#### AIM:
Find the lines of data that contain the string "this", then list them.

#### TASK INPUTS:
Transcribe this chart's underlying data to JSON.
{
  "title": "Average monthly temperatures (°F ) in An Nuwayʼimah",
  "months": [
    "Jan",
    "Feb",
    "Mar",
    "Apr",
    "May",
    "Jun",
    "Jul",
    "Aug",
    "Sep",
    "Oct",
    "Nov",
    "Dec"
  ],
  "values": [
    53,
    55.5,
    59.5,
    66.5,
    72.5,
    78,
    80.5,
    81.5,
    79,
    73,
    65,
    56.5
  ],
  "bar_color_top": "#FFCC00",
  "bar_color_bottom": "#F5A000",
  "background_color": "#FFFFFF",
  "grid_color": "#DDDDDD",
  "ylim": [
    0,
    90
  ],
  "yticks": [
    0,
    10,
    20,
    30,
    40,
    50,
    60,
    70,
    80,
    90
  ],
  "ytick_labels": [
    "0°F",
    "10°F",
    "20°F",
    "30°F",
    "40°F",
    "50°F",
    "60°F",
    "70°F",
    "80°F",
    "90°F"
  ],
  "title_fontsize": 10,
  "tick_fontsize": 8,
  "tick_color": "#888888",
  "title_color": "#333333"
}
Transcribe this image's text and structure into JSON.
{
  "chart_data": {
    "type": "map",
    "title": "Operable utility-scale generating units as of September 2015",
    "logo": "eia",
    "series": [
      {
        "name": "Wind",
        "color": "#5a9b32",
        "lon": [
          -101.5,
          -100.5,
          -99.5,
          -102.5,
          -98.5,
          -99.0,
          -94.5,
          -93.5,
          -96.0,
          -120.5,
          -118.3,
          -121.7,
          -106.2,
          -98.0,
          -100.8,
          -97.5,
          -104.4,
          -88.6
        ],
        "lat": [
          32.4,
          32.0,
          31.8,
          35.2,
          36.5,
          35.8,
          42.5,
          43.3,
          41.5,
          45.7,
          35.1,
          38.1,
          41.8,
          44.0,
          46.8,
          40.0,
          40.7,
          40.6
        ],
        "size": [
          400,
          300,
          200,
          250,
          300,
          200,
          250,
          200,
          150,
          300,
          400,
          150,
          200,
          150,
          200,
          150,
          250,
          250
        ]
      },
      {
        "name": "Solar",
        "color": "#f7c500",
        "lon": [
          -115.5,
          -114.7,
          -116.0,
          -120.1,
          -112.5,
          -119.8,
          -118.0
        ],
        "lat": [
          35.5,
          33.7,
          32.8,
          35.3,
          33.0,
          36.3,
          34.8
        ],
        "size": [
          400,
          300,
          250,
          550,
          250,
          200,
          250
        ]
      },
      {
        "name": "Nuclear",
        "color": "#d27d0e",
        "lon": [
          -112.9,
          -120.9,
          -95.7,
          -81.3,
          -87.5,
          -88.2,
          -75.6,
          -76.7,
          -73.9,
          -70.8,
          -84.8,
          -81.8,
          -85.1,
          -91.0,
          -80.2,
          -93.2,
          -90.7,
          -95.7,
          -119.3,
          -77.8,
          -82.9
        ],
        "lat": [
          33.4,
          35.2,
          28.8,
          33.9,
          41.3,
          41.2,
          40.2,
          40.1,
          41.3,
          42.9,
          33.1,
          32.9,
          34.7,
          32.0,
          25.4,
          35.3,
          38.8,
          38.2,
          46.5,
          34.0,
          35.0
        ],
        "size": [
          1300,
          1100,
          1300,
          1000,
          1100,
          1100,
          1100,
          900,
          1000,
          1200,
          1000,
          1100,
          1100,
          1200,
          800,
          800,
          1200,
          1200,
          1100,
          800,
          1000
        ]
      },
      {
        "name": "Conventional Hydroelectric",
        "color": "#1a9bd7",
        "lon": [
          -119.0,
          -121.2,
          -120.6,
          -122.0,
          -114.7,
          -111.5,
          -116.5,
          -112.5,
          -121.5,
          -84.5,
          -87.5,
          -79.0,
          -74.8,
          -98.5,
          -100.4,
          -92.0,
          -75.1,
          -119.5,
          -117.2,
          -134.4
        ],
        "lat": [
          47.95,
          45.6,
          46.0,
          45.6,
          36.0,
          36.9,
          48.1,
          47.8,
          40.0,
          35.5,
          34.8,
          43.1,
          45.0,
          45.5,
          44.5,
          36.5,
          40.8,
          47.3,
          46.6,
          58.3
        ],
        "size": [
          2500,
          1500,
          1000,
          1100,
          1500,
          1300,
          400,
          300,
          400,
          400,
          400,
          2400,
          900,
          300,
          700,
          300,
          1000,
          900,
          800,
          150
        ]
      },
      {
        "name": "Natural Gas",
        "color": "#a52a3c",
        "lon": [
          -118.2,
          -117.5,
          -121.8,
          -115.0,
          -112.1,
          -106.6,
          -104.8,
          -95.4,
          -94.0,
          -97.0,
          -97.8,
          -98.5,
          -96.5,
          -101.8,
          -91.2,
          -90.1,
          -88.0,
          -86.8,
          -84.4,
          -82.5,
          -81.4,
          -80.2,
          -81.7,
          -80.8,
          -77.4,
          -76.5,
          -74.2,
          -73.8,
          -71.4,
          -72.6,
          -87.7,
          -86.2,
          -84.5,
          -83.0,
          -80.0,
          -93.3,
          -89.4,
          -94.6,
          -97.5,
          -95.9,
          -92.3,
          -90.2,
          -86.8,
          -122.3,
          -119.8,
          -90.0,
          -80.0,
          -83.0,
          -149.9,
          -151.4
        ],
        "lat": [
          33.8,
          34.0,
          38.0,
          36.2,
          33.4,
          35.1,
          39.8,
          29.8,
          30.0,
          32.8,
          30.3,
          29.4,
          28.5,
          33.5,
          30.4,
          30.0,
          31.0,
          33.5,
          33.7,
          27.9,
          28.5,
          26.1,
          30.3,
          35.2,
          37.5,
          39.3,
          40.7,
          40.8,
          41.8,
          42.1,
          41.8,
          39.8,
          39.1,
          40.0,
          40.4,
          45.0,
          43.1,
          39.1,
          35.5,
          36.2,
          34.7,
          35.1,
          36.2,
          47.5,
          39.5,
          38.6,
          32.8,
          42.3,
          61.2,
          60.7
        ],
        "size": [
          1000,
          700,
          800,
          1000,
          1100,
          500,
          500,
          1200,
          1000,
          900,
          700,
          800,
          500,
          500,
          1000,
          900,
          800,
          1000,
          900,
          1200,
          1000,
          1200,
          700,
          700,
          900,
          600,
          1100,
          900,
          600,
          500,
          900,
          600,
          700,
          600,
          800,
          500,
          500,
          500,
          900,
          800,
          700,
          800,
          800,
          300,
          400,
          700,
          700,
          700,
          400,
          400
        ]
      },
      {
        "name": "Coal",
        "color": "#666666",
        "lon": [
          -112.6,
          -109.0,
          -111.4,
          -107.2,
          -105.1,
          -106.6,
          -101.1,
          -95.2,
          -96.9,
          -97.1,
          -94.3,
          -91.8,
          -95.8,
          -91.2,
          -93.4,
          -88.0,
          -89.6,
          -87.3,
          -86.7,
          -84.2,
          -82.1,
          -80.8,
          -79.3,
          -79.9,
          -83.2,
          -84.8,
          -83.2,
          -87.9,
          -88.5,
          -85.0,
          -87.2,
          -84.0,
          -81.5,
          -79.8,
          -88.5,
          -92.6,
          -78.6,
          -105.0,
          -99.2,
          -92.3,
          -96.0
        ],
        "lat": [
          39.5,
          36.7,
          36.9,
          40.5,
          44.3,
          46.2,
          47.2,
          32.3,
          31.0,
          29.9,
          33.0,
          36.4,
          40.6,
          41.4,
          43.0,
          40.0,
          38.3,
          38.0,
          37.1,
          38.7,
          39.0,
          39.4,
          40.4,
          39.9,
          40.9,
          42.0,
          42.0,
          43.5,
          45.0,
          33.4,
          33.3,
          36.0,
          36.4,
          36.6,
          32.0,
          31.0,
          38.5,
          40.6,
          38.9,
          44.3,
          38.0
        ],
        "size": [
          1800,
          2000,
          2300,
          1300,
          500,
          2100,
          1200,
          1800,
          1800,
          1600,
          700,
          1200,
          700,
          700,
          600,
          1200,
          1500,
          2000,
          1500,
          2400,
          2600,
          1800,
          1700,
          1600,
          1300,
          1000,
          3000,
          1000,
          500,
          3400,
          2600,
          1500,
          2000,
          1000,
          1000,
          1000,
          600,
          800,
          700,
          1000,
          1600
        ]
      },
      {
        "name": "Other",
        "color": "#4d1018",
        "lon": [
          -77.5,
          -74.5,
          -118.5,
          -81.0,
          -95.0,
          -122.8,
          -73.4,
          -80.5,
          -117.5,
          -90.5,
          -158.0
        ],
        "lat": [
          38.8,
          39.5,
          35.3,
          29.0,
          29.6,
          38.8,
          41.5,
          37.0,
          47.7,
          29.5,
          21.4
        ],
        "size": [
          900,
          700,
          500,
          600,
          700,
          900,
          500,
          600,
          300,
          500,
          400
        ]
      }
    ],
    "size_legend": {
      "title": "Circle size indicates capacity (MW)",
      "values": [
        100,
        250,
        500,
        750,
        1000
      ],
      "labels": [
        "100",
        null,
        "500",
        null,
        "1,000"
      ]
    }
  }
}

#### FINAL RESULT:
Transcribe this chart's underlying data to JSON.
Transcribe this image's text and structure into JSON.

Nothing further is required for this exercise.